*WHAT YOU NEED TO DO*
Below is a block of records; return all of them exactly, but without the images.

*TASK INPUT*
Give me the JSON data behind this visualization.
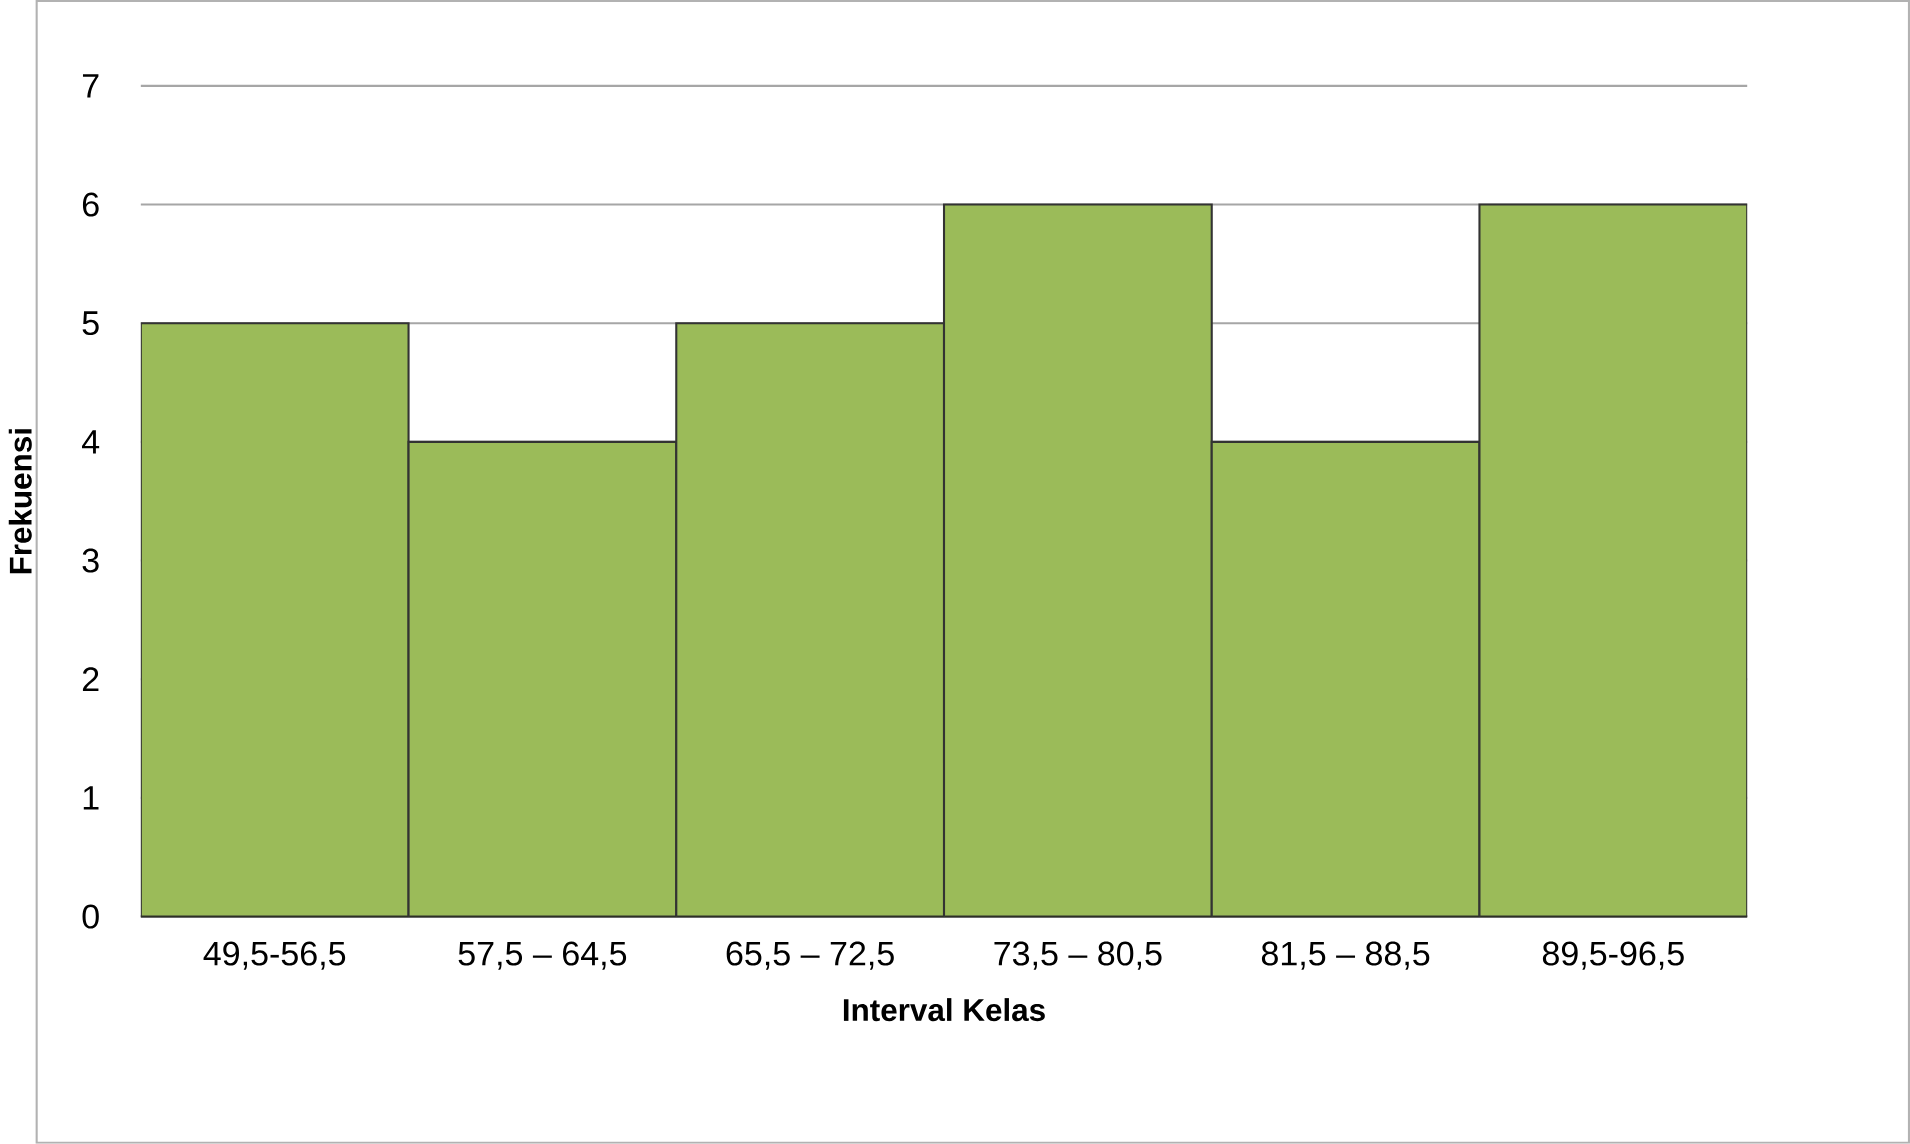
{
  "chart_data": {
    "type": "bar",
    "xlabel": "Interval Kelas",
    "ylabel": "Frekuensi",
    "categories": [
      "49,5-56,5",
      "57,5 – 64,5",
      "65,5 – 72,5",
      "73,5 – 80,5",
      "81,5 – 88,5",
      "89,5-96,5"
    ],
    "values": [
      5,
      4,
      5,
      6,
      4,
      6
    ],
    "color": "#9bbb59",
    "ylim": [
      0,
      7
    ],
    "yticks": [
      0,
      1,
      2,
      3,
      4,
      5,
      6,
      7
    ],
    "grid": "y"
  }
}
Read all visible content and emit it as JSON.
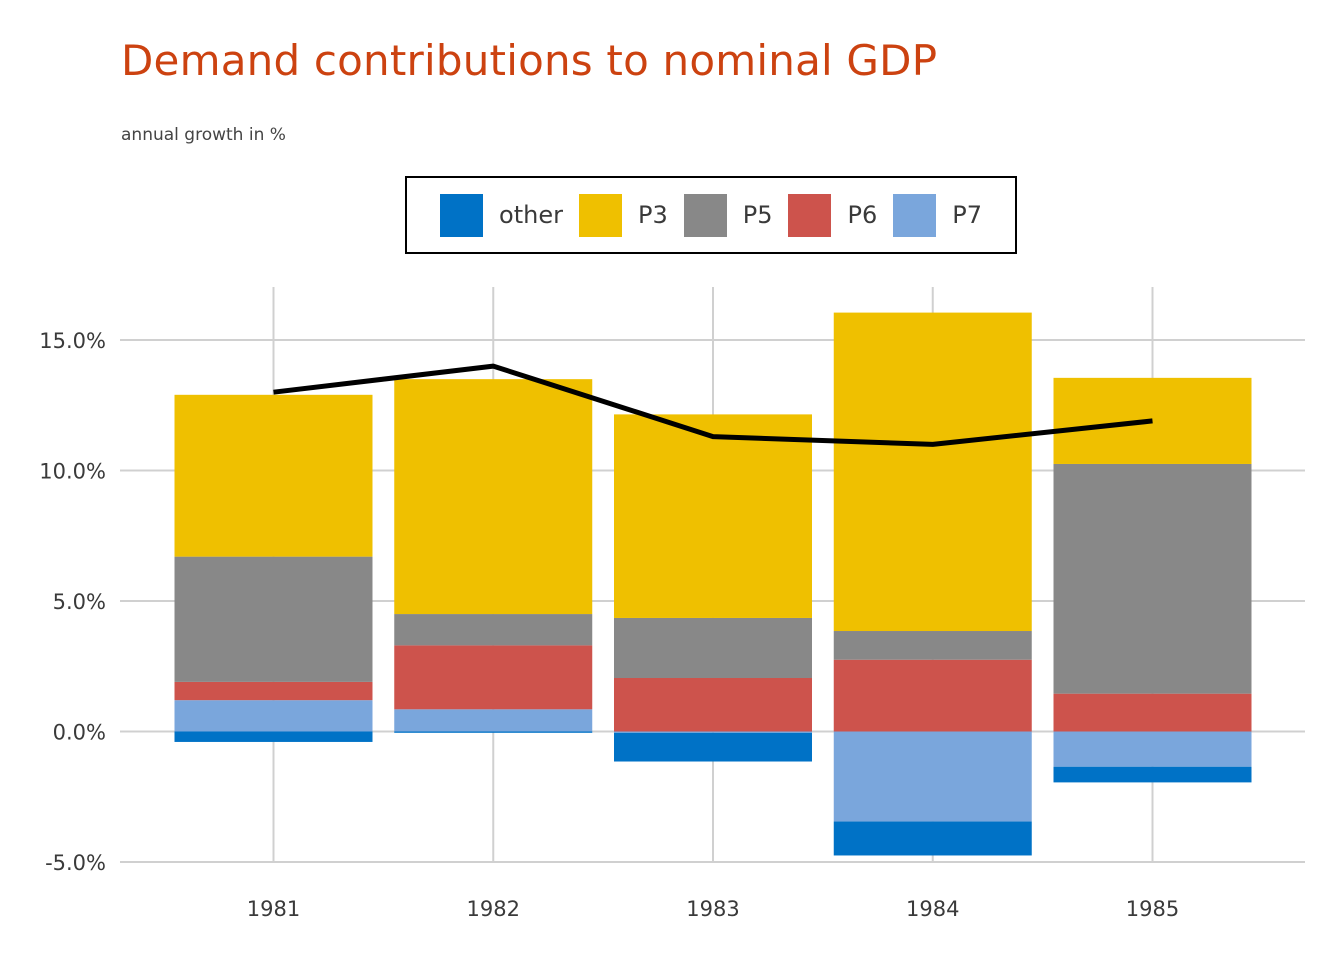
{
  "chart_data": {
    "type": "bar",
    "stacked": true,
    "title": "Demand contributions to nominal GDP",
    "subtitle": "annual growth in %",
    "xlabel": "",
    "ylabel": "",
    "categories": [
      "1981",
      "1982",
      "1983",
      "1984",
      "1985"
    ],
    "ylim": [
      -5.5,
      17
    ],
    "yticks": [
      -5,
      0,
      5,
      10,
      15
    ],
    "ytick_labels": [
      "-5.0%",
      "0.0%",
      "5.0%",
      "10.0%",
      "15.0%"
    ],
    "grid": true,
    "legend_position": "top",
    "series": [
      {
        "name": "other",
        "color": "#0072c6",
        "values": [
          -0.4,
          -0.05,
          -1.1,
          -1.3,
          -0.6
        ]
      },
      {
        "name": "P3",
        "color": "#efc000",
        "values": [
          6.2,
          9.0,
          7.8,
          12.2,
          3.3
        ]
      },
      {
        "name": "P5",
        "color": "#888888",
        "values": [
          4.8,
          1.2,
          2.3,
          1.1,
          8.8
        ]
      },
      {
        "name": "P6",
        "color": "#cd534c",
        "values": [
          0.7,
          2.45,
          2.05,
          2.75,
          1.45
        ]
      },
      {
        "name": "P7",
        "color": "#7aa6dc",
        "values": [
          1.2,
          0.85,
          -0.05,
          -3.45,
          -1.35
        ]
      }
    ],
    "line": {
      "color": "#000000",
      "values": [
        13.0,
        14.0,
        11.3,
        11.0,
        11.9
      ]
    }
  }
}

*TASK RESPONSE*
Give me the JSON data behind this visualization.
{
  "chart_data": {
    "type": "bar",
    "xlabel": "Interval Kelas",
    "ylabel": "Frekuensi",
    "categories": [
      "49,5-56,5",
      "57,5 – 64,5",
      "65,5 – 72,5",
      "73,5 – 80,5",
      "81,5 – 88,5",
      "89,5-96,5"
    ],
    "values": [
      5,
      4,
      5,
      6,
      4,
      6
    ],
    "color": "#9bbb59",
    "ylim": [
      0,
      7
    ],
    "yticks": [
      0,
      1,
      2,
      3,
      4,
      5,
      6,
      7
    ],
    "grid": "y"
  }
}
Read all visible content and emit it as JSON.
{
  "chart_data": {
    "type": "bar",
    "stacked": true,
    "title": "Demand contributions to nominal GDP",
    "subtitle": "annual growth in %",
    "xlabel": "",
    "ylabel": "",
    "categories": [
      "1981",
      "1982",
      "1983",
      "1984",
      "1985"
    ],
    "ylim": [
      -5.5,
      17
    ],
    "yticks": [
      -5,
      0,
      5,
      10,
      15
    ],
    "ytick_labels": [
      "-5.0%",
      "0.0%",
      "5.0%",
      "10.0%",
      "15.0%"
    ],
    "grid": true,
    "legend_position": "top",
    "series": [
      {
        "name": "other",
        "color": "#0072c6",
        "values": [
          -0.4,
          -0.05,
          -1.1,
          -1.3,
          -0.6
        ]
      },
      {
        "name": "P3",
        "color": "#efc000",
        "values": [
          6.2,
          9.0,
          7.8,
          12.2,
          3.3
        ]
      },
      {
        "name": "P5",
        "color": "#888888",
        "values": [
          4.8,
          1.2,
          2.3,
          1.1,
          8.8
        ]
      },
      {
        "name": "P6",
        "color": "#cd534c",
        "values": [
          0.7,
          2.45,
          2.05,
          2.75,
          1.45
        ]
      },
      {
        "name": "P7",
        "color": "#7aa6dc",
        "values": [
          1.2,
          0.85,
          -0.05,
          -3.45,
          -1.35
        ]
      }
    ],
    "line": {
      "color": "#000000",
      "values": [
        13.0,
        14.0,
        11.3,
        11.0,
        11.9
      ]
    }
  }
}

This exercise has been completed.